## Records for this exercise
>>

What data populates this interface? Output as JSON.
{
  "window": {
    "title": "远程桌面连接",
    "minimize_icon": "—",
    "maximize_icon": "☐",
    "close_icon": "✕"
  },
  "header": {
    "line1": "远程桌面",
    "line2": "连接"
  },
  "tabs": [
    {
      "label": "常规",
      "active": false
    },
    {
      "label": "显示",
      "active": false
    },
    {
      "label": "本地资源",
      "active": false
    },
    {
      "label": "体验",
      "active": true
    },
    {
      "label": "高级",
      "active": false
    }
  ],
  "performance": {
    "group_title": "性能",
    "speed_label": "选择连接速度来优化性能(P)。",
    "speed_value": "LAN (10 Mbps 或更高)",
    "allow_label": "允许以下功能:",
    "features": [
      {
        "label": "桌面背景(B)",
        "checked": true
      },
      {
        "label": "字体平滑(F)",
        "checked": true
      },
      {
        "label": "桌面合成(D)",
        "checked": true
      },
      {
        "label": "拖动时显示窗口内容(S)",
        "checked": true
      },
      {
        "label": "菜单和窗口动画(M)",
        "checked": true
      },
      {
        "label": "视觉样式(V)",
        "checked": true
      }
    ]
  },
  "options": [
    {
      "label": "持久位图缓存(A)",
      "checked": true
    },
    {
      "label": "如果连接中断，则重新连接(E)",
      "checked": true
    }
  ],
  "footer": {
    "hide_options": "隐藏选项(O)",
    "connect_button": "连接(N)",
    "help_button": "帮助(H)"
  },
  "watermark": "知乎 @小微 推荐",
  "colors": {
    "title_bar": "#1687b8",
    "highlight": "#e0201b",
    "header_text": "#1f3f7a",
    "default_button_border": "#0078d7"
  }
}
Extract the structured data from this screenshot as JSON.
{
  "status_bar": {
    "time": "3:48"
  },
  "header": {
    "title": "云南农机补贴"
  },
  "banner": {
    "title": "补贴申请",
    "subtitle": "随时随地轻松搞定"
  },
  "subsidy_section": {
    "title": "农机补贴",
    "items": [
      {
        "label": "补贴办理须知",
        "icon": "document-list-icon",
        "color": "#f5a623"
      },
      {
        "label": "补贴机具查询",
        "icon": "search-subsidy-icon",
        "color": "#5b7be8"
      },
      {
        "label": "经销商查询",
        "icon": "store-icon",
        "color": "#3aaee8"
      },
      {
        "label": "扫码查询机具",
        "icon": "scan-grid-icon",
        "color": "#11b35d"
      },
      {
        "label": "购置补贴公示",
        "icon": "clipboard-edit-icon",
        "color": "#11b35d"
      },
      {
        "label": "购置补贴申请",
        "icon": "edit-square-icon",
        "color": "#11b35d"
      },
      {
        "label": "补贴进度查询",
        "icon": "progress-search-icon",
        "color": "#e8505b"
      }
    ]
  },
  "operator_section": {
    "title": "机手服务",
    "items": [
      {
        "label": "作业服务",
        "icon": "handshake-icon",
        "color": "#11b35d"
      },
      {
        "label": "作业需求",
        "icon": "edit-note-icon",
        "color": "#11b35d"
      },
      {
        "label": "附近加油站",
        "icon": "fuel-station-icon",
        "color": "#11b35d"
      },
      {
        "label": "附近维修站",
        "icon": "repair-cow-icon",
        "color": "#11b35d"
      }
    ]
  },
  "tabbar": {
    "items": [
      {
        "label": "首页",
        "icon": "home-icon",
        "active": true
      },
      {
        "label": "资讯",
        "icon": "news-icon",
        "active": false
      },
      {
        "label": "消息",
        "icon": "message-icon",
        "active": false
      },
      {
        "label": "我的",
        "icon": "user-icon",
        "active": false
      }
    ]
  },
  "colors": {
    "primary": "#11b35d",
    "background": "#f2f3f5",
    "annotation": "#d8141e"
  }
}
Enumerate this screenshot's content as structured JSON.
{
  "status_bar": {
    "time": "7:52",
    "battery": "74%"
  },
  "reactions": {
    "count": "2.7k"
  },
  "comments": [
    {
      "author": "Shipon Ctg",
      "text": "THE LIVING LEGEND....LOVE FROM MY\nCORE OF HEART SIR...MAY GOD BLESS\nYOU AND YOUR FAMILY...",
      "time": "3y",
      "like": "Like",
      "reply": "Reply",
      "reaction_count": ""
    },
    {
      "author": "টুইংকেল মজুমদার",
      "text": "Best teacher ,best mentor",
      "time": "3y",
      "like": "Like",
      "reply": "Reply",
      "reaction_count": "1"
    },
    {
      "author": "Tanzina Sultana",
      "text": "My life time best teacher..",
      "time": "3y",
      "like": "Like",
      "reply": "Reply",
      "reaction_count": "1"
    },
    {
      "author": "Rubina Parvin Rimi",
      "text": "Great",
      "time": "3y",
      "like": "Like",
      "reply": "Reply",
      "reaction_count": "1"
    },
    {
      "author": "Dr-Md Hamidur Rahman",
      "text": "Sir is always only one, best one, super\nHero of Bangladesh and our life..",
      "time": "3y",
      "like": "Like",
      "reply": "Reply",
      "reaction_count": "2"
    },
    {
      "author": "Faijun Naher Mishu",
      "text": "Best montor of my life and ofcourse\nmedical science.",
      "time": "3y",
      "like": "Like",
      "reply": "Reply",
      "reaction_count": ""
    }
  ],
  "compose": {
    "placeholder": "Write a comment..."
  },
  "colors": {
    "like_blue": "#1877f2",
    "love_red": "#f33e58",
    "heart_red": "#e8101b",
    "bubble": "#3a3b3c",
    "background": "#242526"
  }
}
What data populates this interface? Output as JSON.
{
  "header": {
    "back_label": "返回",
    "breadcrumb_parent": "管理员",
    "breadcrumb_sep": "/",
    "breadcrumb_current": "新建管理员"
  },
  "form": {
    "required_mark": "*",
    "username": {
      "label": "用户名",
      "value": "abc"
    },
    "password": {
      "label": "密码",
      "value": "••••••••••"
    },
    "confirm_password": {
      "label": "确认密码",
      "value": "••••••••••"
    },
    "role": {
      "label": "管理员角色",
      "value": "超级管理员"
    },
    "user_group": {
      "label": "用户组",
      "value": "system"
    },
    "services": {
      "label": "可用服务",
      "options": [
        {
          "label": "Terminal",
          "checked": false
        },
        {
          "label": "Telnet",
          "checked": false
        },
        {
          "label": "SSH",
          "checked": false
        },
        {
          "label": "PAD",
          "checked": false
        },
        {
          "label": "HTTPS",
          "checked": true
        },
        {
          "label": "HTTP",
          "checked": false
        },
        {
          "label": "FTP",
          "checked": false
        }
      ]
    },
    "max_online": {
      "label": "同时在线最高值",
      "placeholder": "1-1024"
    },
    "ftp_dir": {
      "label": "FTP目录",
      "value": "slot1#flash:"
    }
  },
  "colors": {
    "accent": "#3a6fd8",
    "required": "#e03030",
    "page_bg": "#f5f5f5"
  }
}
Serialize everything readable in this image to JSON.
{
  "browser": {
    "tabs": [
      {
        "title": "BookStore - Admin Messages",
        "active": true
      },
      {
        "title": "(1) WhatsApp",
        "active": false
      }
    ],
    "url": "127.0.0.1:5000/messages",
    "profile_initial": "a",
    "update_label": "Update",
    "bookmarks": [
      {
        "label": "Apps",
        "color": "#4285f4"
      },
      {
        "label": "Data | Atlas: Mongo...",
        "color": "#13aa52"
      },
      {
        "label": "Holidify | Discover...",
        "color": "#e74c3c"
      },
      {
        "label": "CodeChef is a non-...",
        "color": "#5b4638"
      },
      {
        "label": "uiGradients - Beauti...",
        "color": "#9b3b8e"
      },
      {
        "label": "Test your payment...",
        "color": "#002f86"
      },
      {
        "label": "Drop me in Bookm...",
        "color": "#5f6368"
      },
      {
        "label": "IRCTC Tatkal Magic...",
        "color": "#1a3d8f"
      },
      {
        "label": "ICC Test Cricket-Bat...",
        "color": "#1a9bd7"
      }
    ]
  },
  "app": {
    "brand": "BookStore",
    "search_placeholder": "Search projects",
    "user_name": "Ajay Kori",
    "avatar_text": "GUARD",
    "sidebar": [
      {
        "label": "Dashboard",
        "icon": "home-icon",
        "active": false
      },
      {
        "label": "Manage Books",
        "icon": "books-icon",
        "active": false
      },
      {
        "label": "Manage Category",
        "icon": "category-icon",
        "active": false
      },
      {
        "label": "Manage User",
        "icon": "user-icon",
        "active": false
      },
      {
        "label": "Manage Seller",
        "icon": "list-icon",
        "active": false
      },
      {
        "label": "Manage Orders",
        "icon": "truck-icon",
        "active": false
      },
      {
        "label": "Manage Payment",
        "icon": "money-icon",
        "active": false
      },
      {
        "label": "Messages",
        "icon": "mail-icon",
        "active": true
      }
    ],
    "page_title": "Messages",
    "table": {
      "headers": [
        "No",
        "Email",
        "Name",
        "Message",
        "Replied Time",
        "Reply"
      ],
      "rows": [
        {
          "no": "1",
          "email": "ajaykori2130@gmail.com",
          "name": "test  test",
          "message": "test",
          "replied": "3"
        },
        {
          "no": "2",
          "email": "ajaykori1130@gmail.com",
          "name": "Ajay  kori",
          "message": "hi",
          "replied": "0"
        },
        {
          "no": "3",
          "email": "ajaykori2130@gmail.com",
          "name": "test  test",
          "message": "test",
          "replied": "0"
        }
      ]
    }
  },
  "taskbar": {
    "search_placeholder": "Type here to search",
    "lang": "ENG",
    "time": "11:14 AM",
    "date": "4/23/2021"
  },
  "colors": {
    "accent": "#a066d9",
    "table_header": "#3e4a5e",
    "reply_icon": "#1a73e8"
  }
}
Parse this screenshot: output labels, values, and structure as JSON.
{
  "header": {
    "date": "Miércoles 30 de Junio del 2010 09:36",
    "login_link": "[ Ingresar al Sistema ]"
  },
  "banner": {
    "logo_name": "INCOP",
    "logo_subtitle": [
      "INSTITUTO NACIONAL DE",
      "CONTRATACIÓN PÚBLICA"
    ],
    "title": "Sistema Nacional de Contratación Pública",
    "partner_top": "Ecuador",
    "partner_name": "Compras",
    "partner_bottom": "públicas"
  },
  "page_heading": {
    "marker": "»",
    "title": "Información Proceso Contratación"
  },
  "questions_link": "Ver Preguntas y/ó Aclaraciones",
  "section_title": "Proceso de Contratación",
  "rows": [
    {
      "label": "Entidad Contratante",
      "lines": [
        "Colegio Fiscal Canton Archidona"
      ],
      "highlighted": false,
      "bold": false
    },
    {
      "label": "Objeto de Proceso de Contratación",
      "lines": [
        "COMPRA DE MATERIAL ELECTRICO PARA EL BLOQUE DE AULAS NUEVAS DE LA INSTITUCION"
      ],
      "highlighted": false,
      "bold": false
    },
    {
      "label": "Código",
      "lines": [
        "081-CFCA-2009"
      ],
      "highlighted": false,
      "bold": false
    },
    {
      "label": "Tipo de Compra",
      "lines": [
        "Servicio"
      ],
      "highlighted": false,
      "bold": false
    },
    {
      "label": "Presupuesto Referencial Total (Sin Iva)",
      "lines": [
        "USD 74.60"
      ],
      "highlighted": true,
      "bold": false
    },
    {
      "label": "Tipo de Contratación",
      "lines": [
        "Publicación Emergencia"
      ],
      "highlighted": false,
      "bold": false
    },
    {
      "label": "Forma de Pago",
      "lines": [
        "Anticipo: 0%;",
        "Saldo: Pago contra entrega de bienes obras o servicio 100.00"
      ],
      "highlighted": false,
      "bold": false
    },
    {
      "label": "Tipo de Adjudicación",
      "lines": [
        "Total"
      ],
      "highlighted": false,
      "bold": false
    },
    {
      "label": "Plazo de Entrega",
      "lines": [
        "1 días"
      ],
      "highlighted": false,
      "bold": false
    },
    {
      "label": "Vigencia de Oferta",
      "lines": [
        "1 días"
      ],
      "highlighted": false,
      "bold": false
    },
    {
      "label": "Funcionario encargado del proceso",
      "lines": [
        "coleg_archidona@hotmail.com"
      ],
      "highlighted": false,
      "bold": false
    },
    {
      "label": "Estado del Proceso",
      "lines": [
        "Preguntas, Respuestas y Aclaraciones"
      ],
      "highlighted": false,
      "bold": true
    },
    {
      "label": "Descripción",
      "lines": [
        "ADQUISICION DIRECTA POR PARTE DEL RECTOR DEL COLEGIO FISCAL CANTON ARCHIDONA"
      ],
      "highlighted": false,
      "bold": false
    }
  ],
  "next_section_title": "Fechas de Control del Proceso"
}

<<

## Problem statement
For the string "life", count the lines of the entries above that include it; answer with the number only.

## Correct answer
3